[GOAL]
Copy out all lines with the word "emision" in them.

[SUPPLIED MATERIAL]
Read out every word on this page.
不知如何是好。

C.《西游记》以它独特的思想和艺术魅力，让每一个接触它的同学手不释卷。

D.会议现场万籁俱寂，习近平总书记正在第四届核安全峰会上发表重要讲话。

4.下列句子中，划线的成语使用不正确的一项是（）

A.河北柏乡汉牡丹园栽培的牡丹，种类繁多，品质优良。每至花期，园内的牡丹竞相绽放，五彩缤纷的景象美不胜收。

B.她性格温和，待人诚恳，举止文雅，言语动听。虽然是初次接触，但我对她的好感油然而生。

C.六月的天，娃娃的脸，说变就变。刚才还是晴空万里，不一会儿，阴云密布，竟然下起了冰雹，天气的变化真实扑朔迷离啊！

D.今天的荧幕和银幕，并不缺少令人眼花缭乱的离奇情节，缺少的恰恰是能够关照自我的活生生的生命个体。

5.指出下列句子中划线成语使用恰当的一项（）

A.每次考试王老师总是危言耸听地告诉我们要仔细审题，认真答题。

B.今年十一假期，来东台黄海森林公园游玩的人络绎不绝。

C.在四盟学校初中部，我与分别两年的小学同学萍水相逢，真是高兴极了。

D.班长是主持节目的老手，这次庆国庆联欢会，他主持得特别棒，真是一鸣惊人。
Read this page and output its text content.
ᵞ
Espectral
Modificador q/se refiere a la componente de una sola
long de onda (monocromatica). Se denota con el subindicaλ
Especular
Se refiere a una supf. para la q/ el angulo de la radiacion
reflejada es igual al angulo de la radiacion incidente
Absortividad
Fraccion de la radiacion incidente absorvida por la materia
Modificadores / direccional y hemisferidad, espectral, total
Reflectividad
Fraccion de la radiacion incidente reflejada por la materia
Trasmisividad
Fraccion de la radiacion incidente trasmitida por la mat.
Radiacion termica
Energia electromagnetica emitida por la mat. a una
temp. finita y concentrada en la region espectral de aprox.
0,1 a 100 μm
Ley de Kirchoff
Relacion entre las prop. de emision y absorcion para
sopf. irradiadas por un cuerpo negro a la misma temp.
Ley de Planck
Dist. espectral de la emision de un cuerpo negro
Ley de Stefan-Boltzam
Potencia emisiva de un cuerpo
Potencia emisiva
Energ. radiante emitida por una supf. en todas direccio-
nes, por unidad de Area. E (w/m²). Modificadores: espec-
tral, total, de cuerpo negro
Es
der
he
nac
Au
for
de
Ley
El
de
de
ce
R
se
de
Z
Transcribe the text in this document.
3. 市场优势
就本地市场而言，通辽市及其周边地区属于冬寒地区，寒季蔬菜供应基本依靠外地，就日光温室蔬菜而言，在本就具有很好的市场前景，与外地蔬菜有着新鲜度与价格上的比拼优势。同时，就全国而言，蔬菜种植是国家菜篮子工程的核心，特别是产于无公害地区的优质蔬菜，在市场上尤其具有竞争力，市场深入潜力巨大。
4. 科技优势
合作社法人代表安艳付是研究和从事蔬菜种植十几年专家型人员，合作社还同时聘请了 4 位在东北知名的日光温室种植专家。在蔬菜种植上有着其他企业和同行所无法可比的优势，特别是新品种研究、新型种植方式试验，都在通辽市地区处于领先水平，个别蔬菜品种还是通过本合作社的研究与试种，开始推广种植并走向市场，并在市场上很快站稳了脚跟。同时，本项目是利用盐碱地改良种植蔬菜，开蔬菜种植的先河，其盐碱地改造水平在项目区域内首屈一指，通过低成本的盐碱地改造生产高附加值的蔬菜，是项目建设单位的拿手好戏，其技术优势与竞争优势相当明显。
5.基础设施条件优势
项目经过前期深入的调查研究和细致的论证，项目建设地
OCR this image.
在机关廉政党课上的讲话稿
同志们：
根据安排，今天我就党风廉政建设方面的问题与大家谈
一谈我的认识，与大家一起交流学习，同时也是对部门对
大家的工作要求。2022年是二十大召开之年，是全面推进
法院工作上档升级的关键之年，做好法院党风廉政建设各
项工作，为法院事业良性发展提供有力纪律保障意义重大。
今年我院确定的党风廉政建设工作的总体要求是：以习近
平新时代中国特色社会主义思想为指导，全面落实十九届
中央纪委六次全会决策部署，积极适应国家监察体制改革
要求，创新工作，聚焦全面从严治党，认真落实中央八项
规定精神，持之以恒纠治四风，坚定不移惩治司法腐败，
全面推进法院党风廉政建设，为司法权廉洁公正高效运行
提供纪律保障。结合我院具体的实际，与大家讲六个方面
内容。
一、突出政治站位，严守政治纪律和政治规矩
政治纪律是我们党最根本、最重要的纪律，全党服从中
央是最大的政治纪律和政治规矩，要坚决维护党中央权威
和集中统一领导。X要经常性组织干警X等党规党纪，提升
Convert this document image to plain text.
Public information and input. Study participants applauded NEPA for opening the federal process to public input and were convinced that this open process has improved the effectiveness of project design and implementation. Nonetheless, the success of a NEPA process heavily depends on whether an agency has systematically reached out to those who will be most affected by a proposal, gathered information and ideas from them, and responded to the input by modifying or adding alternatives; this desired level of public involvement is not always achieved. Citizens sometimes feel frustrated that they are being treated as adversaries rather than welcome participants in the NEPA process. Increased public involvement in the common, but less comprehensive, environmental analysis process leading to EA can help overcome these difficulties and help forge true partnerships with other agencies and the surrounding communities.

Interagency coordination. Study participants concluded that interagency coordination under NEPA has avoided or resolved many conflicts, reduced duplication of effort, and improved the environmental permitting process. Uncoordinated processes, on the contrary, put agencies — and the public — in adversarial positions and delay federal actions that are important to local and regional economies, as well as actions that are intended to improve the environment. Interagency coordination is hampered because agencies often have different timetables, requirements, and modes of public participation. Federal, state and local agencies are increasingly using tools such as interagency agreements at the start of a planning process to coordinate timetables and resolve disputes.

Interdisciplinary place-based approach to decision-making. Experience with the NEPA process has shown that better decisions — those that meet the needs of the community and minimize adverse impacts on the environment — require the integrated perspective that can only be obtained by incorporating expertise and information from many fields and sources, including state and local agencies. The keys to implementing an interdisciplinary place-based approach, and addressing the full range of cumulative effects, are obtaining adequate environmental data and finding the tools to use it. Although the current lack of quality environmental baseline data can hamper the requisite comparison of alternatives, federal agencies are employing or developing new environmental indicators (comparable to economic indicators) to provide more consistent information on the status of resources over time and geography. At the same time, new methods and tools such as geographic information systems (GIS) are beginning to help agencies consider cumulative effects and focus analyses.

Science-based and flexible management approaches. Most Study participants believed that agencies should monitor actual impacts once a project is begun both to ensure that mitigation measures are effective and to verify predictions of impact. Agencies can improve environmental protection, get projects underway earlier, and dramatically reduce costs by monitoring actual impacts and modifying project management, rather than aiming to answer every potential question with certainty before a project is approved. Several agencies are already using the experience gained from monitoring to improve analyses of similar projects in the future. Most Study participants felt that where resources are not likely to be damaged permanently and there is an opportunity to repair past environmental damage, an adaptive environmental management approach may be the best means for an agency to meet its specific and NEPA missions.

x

[EXERCISE SOLUTION]
Relacion entre las prop. de emision y absorcion para
Dist. espectral de la emision de un cuerpo negro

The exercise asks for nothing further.